### Required task
Output all the data exactly. Pictures do not belong in the copy.

### Material shown
□ □ □
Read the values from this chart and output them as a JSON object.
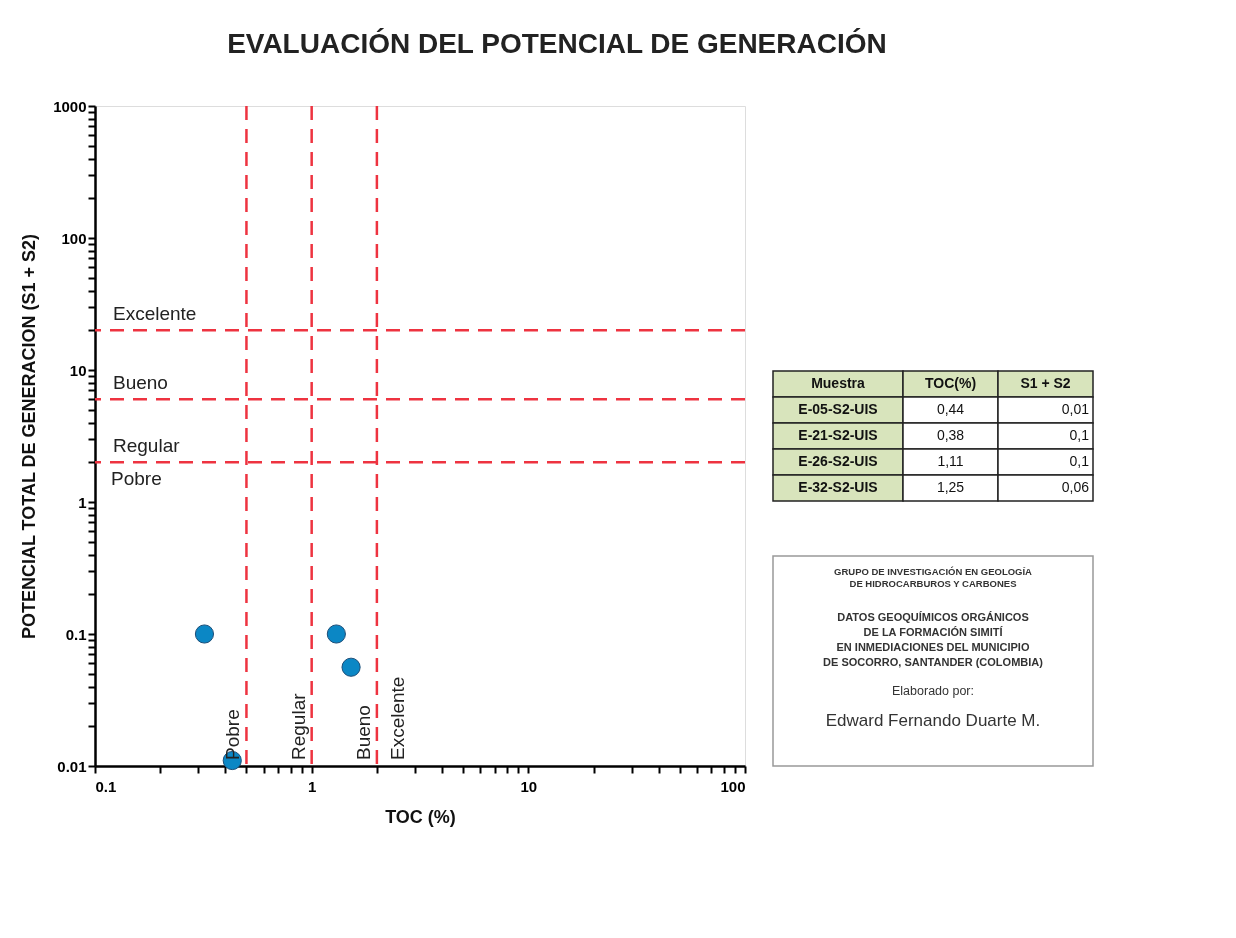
{
  "chart_data": [
    {
      "type": "scatter",
      "title": "EVALUACIÓN DEL POTENCIAL DE GENERACIÓN",
      "xlabel": "TOC (%)",
      "ylabel": "POTENCIAL TOTAL DE GENERACION (S1 + S2)",
      "log": "xy",
      "grid": false,
      "legend": false,
      "marker": "circle",
      "xlim": [
        0.1,
        100
      ],
      "ylim": [
        0.01,
        1000
      ],
      "xticks": [
        0.1,
        {
          "value": 0.2,
          "label": null
        },
        {
          "value": 0.3,
          "label": null
        },
        {
          "value": 0.4,
          "label": null
        },
        {
          "value": 0.5,
          "label": null
        },
        {
          "value": 0.6,
          "label": null
        },
        {
          "value": 0.7,
          "label": null
        },
        {
          "value": 0.8,
          "label": null
        },
        {
          "value": 0.9,
          "label": null
        },
        1,
        {
          "value": 2,
          "label": null
        },
        {
          "value": 3,
          "label": null
        },
        {
          "value": 4,
          "label": null
        },
        {
          "value": 5,
          "label": null
        },
        {
          "value": 6,
          "label": null
        },
        {
          "value": 7,
          "label": null
        },
        {
          "value": 8,
          "label": null
        },
        {
          "value": 9,
          "label": null
        },
        10,
        {
          "value": 20,
          "label": null
        },
        {
          "value": 30,
          "label": null
        },
        {
          "value": 40,
          "label": null
        },
        {
          "value": 50,
          "label": null
        },
        {
          "value": 60,
          "label": null
        },
        {
          "value": 70,
          "label": null
        },
        {
          "value": 80,
          "label": null
        },
        {
          "value": 90,
          "label": null
        },
        100
      ],
      "yticks": [
        0.01,
        {
          "value": 0.02,
          "label": null
        },
        {
          "value": 0.03,
          "label": null
        },
        {
          "value": 0.04,
          "label": null
        },
        {
          "value": 0.05,
          "label": null
        },
        {
          "value": 0.06,
          "label": null
        },
        {
          "value": 0.07,
          "label": null
        },
        {
          "value": 0.08,
          "label": null
        },
        {
          "value": 0.09,
          "label": null
        },
        0.1,
        {
          "value": 0.2,
          "label": null
        },
        {
          "value": 0.3,
          "label": null
        },
        {
          "value": 0.4,
          "label": null
        },
        {
          "value": 0.5,
          "label": null
        },
        {
          "value": 0.6,
          "label": null
        },
        {
          "value": 0.7,
          "label": null
        },
        {
          "value": 0.8,
          "label": null
        },
        {
          "value": 0.9,
          "label": null
        },
        1,
        {
          "value": 2,
          "label": null
        },
        {
          "value": 3,
          "label": null
        },
        {
          "value": 4,
          "label": null
        },
        {
          "value": 5,
          "label": null
        },
        {
          "value": 6,
          "label": null
        },
        {
          "value": 7,
          "label": null
        },
        {
          "value": 8,
          "label": null
        },
        {
          "value": 9,
          "label": null
        },
        10,
        {
          "value": 20,
          "label": null
        },
        {
          "value": 30,
          "label": null
        },
        {
          "value": 40,
          "label": null
        },
        {
          "value": 50,
          "label": null
        },
        {
          "value": 60,
          "label": null
        },
        {
          "value": 70,
          "label": null
        },
        {
          "value": 80,
          "label": null
        },
        {
          "value": 90,
          "label": null
        },
        100,
        {
          "value": 200,
          "label": null
        },
        {
          "value": 300,
          "label": null
        },
        {
          "value": 400,
          "label": null
        },
        {
          "value": 500,
          "label": null
        },
        {
          "value": 600,
          "label": null
        },
        {
          "value": 700,
          "label": null
        },
        {
          "value": 800,
          "label": null
        },
        {
          "value": 900,
          "label": null
        },
        1000
      ],
      "series": [
        {
          "color": "#0b87c5",
          "x": [
            0.32,
            0.43,
            1.3,
            1.52
          ],
          "values": [
            0.1,
            0.011,
            0.1,
            0.056
          ]
        }
      ],
      "ref_lines": [
        {
          "axis": "x",
          "value": 0.5,
          "label": "Pobre",
          "color": "#ee3340",
          "line_style": "dashed"
        },
        {
          "axis": "x",
          "value": 1,
          "label": "Regular",
          "color": "#ee3340",
          "line_style": "dashed"
        },
        {
          "axis": "x",
          "value": 2,
          "label": "Bueno",
          "color": "#ee3340",
          "line_style": "dashed"
        },
        {
          "axis": "y",
          "value": 20,
          "label": "Excelente",
          "color": "#ee3340",
          "line_style": "dashed"
        },
        {
          "axis": "y",
          "value": 6,
          "label": "Bueno",
          "color": "#ee3340",
          "line_style": "dashed"
        },
        {
          "axis": "y",
          "value": 2,
          "label": "Regular",
          "color": "#ee3340",
          "line_style": "dashed"
        }
      ],
      "annotations": [
        "Pobre",
        "Excelente"
      ]
    },
    {
      "type": "other",
      "categories": [
        "Muestra",
        "TOC(%)",
        "S1 + S2"
      ],
      "annotations": [
        "E-05-S2-UIS",
        "0,44",
        "0,01",
        "E-21-S2-UIS",
        "0,38",
        "0,1",
        "E-26-S2-UIS",
        "1,11",
        "0,1",
        "E-32-S2-UIS",
        "1,25",
        "0,06"
      ]
    },
    {
      "type": "other",
      "annotations": [
        "GRUPO DE INVESTIGACIÓN EN GEOLOGÍA",
        "DE HIDROCARBUROS Y CARBONES",
        "DATOS GEOQUÍMICOS ORGÁNICOS",
        "DE LA FORMACIÓN SIMITÍ",
        "EN INMEDIACIONES DEL MUNICIPIO",
        "DE SOCORRO, SANTANDER (COLOMBIA)",
        "Elaborado por:",
        "Edward Fernando Duarte M."
      ]
    }
  ]
}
□ □ □
### Output below
Read the values from this chart and output them as a JSON object.
{
  "chart_data": [
    {
      "type": "scatter",
      "title": "EVALUACIÓN DEL POTENCIAL DE GENERACIÓN",
      "xlabel": "TOC (%)",
      "ylabel": "POTENCIAL TOTAL DE GENERACION (S1 + S2)",
      "log": "xy",
      "grid": false,
      "legend": false,
      "marker": "circle",
      "xlim": [
        0.1,
        100
      ],
      "ylim": [
        0.01,
        1000
      ],
      "xticks": [
        0.1,
        {
          "value": 0.2,
          "label": null
        },
        {
          "value": 0.3,
          "label": null
        },
        {
          "value": 0.4,
          "label": null
        },
        {
          "value": 0.5,
          "label": null
        },
        {
          "value": 0.6,
          "label": null
        },
        {
          "value": 0.7,
          "label": null
        },
        {
          "value": 0.8,
          "label": null
        },
        {
          "value": 0.9,
          "label": null
        },
        1,
        {
          "value": 2,
          "label": null
        },
        {
          "value": 3,
          "label": null
        },
        {
          "value": 4,
          "label": null
        },
        {
          "value": 5,
          "label": null
        },
        {
          "value": 6,
          "label": null
        },
        {
          "value": 7,
          "label": null
        },
        {
          "value": 8,
          "label": null
        },
        {
          "value": 9,
          "label": null
        },
        10,
        {
          "value": 20,
          "label": null
        },
        {
          "value": 30,
          "label": null
        },
        {
          "value": 40,
          "label": null
        },
        {
          "value": 50,
          "label": null
        },
        {
          "value": 60,
          "label": null
        },
        {
          "value": 70,
          "label": null
        },
        {
          "value": 80,
          "label": null
        },
        {
          "value": 90,
          "label": null
        },
        100
      ],
      "yticks": [
        0.01,
        {
          "value": 0.02,
          "label": null
        },
        {
          "value": 0.03,
          "label": null
        },
        {
          "value": 0.04,
          "label": null
        },
        {
          "value": 0.05,
          "label": null
        },
        {
          "value": 0.06,
          "label": null
        },
        {
          "value": 0.07,
          "label": null
        },
        {
          "value": 0.08,
          "label": null
        },
        {
          "value": 0.09,
          "label": null
        },
        0.1,
        {
          "value": 0.2,
          "label": null
        },
        {
          "value": 0.3,
          "label": null
        },
        {
          "value": 0.4,
          "label": null
        },
        {
          "value": 0.5,
          "label": null
        },
        {
          "value": 0.6,
          "label": null
        },
        {
          "value": 0.7,
          "label": null
        },
        {
          "value": 0.8,
          "label": null
        },
        {
          "value": 0.9,
          "label": null
        },
        1,
        {
          "value": 2,
          "label": null
        },
        {
          "value": 3,
          "label": null
        },
        {
          "value": 4,
          "label": null
        },
        {
          "value": 5,
          "label": null
        },
        {
          "value": 6,
          "label": null
        },
        {
          "value": 7,
          "label": null
        },
        {
          "value": 8,
          "label": null
        },
        {
          "value": 9,
          "label": null
        },
        10,
        {
          "value": 20,
          "label": null
        },
        {
          "value": 30,
          "label": null
        },
        {
          "value": 40,
          "label": null
        },
        {
          "value": 50,
          "label": null
        },
        {
          "value": 60,
          "label": null
        },
        {
          "value": 70,
          "label": null
        },
        {
          "value": 80,
          "label": null
        },
        {
          "value": 90,
          "label": null
        },
        100,
        {
          "value": 200,
          "label": null
        },
        {
          "value": 300,
          "label": null
        },
        {
          "value": 400,
          "label": null
        },
        {
          "value": 500,
          "label": null
        },
        {
          "value": 600,
          "label": null
        },
        {
          "value": 700,
          "label": null
        },
        {
          "value": 800,
          "label": null
        },
        {
          "value": 900,
          "label": null
        },
        1000
      ],
      "series": [
        {
          "color": "#0b87c5",
          "x": [
            0.32,
            0.43,
            1.3,
            1.52
          ],
          "values": [
            0.1,
            0.011,
            0.1,
            0.056
          ]
        }
      ],
      "ref_lines": [
        {
          "axis": "x",
          "value": 0.5,
          "label": "Pobre",
          "color": "#ee3340",
          "line_style": "dashed"
        },
        {
          "axis": "x",
          "value": 1,
          "label": "Regular",
          "color": "#ee3340",
          "line_style": "dashed"
        },
        {
          "axis": "x",
          "value": 2,
          "label": "Bueno",
          "color": "#ee3340",
          "line_style": "dashed"
        },
        {
          "axis": "y",
          "value": 20,
          "label": "Excelente",
          "color": "#ee3340",
          "line_style": "dashed"
        },
        {
          "axis": "y",
          "value": 6,
          "label": "Bueno",
          "color": "#ee3340",
          "line_style": "dashed"
        },
        {
          "axis": "y",
          "value": 2,
          "label": "Regular",
          "color": "#ee3340",
          "line_style": "dashed"
        }
      ],
      "annotations": [
        "Pobre",
        "Excelente"
      ]
    },
    {
      "type": "other",
      "categories": [
        "Muestra",
        "TOC(%)",
        "S1 + S2"
      ],
      "annotations": [
        "E-05-S2-UIS",
        "0,44",
        "0,01",
        "E-21-S2-UIS",
        "0,38",
        "0,1",
        "E-26-S2-UIS",
        "1,11",
        "0,1",
        "E-32-S2-UIS",
        "1,25",
        "0,06"
      ]
    },
    {
      "type": "other",
      "annotations": [
        "GRUPO DE INVESTIGACIÓN EN GEOLOGÍA",
        "DE HIDROCARBUROS Y CARBONES",
        "DATOS GEOQUÍMICOS ORGÁNICOS",
        "DE LA FORMACIÓN SIMITÍ",
        "EN INMEDIACIONES DEL MUNICIPIO",
        "DE SOCORRO, SANTANDER (COLOMBIA)",
        "Elaborado por:",
        "Edward Fernando Duarte M."
      ]
    }
  ]
}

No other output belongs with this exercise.